Task instructions
Copy out all of the material exactly.

Records supplied
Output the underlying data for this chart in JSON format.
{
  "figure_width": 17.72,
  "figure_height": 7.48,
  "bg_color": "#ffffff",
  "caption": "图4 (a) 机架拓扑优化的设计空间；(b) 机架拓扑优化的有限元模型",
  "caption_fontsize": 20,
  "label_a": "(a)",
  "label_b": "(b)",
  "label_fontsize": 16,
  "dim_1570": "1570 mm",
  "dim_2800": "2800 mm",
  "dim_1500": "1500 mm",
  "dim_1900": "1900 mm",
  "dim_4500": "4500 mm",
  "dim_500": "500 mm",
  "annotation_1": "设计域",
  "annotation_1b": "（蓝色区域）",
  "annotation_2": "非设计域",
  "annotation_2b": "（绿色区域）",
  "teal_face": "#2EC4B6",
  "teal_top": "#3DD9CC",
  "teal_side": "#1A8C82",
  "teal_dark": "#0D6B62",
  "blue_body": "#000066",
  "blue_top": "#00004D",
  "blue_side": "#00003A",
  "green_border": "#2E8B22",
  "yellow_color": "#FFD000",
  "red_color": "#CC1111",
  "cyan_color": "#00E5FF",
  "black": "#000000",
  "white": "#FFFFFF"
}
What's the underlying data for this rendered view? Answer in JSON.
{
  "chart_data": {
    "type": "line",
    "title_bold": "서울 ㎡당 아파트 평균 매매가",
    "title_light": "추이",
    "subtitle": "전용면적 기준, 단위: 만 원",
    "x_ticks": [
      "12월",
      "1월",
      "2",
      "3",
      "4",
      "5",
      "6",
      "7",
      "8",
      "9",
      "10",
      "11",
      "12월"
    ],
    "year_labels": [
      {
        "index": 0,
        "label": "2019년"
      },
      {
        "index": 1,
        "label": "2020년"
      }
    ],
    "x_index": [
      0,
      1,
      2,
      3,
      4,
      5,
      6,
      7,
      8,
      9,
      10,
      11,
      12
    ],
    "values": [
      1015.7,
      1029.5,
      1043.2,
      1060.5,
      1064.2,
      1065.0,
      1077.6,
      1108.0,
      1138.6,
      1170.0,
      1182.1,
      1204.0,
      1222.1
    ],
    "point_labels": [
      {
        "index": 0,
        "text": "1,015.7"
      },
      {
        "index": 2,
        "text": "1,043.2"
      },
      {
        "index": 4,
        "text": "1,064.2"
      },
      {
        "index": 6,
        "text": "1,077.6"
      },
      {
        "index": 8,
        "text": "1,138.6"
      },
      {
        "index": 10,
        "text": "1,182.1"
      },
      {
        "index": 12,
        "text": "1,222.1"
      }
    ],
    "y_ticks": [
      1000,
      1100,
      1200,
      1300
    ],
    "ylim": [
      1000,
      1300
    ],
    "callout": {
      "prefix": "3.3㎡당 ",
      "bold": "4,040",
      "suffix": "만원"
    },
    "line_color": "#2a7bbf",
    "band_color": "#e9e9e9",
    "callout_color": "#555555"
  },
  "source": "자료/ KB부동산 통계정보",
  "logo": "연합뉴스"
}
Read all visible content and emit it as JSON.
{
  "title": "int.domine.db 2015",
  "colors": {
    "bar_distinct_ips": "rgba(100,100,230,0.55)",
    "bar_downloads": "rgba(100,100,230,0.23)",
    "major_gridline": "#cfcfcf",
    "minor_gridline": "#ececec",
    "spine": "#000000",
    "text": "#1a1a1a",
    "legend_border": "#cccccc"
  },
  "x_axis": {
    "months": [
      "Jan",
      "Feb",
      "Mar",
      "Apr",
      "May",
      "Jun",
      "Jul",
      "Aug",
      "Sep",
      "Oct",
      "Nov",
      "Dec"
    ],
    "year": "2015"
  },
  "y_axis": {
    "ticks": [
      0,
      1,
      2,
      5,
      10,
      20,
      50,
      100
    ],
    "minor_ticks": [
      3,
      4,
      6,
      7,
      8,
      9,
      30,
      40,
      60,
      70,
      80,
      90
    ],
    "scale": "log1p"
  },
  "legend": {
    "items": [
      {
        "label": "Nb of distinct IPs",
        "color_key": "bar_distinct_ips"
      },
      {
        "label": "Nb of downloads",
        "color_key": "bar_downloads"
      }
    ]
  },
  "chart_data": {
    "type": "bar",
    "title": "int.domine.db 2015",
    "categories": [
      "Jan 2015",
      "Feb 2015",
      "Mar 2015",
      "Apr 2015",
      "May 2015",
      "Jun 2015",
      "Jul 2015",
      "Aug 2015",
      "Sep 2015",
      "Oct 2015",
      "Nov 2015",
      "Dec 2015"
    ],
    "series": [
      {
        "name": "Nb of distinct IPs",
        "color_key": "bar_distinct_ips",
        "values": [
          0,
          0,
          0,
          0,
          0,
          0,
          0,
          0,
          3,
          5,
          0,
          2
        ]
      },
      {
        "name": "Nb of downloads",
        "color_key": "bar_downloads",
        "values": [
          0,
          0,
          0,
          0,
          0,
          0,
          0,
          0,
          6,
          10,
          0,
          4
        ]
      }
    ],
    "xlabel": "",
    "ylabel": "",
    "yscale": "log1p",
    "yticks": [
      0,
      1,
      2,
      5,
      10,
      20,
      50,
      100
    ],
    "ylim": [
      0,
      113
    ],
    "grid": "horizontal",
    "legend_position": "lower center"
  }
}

Response below
Output the underlying data for this chart in JSON format.
{
  "figure_width": 17.72,
  "figure_height": 7.48,
  "bg_color": "#ffffff",
  "caption": "图4 (a) 机架拓扑优化的设计空间；(b) 机架拓扑优化的有限元模型",
  "caption_fontsize": 20,
  "label_a": "(a)",
  "label_b": "(b)",
  "label_fontsize": 16,
  "dim_1570": "1570 mm",
  "dim_2800": "2800 mm",
  "dim_1500": "1500 mm",
  "dim_1900": "1900 mm",
  "dim_4500": "4500 mm",
  "dim_500": "500 mm",
  "annotation_1": "设计域",
  "annotation_1b": "（蓝色区域）",
  "annotation_2": "非设计域",
  "annotation_2b": "（绿色区域）",
  "teal_face": "#2EC4B6",
  "teal_top": "#3DD9CC",
  "teal_side": "#1A8C82",
  "teal_dark": "#0D6B62",
  "blue_body": "#000066",
  "blue_top": "#00004D",
  "blue_side": "#00003A",
  "green_border": "#2E8B22",
  "yellow_color": "#FFD000",
  "red_color": "#CC1111",
  "cyan_color": "#00E5FF",
  "black": "#000000",
  "white": "#FFFFFF"
}
What's the underlying data for this rendered view? Answer in JSON.
{
  "chart_data": {
    "type": "line",
    "title_bold": "서울 ㎡당 아파트 평균 매매가",
    "title_light": "추이",
    "subtitle": "전용면적 기준, 단위: 만 원",
    "x_ticks": [
      "12월",
      "1월",
      "2",
      "3",
      "4",
      "5",
      "6",
      "7",
      "8",
      "9",
      "10",
      "11",
      "12월"
    ],
    "year_labels": [
      {
        "index": 0,
        "label": "2019년"
      },
      {
        "index": 1,
        "label": "2020년"
      }
    ],
    "x_index": [
      0,
      1,
      2,
      3,
      4,
      5,
      6,
      7,
      8,
      9,
      10,
      11,
      12
    ],
    "values": [
      1015.7,
      1029.5,
      1043.2,
      1060.5,
      1064.2,
      1065.0,
      1077.6,
      1108.0,
      1138.6,
      1170.0,
      1182.1,
      1204.0,
      1222.1
    ],
    "point_labels": [
      {
        "index": 0,
        "text": "1,015.7"
      },
      {
        "index": 2,
        "text": "1,043.2"
      },
      {
        "index": 4,
        "text": "1,064.2"
      },
      {
        "index": 6,
        "text": "1,077.6"
      },
      {
        "index": 8,
        "text": "1,138.6"
      },
      {
        "index": 10,
        "text": "1,182.1"
      },
      {
        "index": 12,
        "text": "1,222.1"
      }
    ],
    "y_ticks": [
      1000,
      1100,
      1200,
      1300
    ],
    "ylim": [
      1000,
      1300
    ],
    "callout": {
      "prefix": "3.3㎡당 ",
      "bold": "4,040",
      "suffix": "만원"
    },
    "line_color": "#2a7bbf",
    "band_color": "#e9e9e9",
    "callout_color": "#555555"
  },
  "source": "자료/ KB부동산 통계정보",
  "logo": "연합뉴스"
}
Read all visible content and emit it as JSON.
{
  "title": "int.domine.db 2015",
  "colors": {
    "bar_distinct_ips": "rgba(100,100,230,0.55)",
    "bar_downloads": "rgba(100,100,230,0.23)",
    "major_gridline": "#cfcfcf",
    "minor_gridline": "#ececec",
    "spine": "#000000",
    "text": "#1a1a1a",
    "legend_border": "#cccccc"
  },
  "x_axis": {
    "months": [
      "Jan",
      "Feb",
      "Mar",
      "Apr",
      "May",
      "Jun",
      "Jul",
      "Aug",
      "Sep",
      "Oct",
      "Nov",
      "Dec"
    ],
    "year": "2015"
  },
  "y_axis": {
    "ticks": [
      0,
      1,
      2,
      5,
      10,
      20,
      50,
      100
    ],
    "minor_ticks": [
      3,
      4,
      6,
      7,
      8,
      9,
      30,
      40,
      60,
      70,
      80,
      90
    ],
    "scale": "log1p"
  },
  "legend": {
    "items": [
      {
        "label": "Nb of distinct IPs",
        "color_key": "bar_distinct_ips"
      },
      {
        "label": "Nb of downloads",
        "color_key": "bar_downloads"
      }
    ]
  },
  "chart_data": {
    "type": "bar",
    "title": "int.domine.db 2015",
    "categories": [
      "Jan 2015",
      "Feb 2015",
      "Mar 2015",
      "Apr 2015",
      "May 2015",
      "Jun 2015",
      "Jul 2015",
      "Aug 2015",
      "Sep 2015",
      "Oct 2015",
      "Nov 2015",
      "Dec 2015"
    ],
    "series": [
      {
        "name": "Nb of distinct IPs",
        "color_key": "bar_distinct_ips",
        "values": [
          0,
          0,
          0,
          0,
          0,
          0,
          0,
          0,
          3,
          5,
          0,
          2
        ]
      },
      {
        "name": "Nb of downloads",
        "color_key": "bar_downloads",
        "values": [
          0,
          0,
          0,
          0,
          0,
          0,
          0,
          0,
          6,
          10,
          0,
          4
        ]
      }
    ],
    "xlabel": "",
    "ylabel": "",
    "yscale": "log1p",
    "yticks": [
      0,
      1,
      2,
      5,
      10,
      20,
      50,
      100
    ],
    "ylim": [
      0,
      113
    ],
    "grid": "horizontal",
    "legend_position": "lower center"
  }
}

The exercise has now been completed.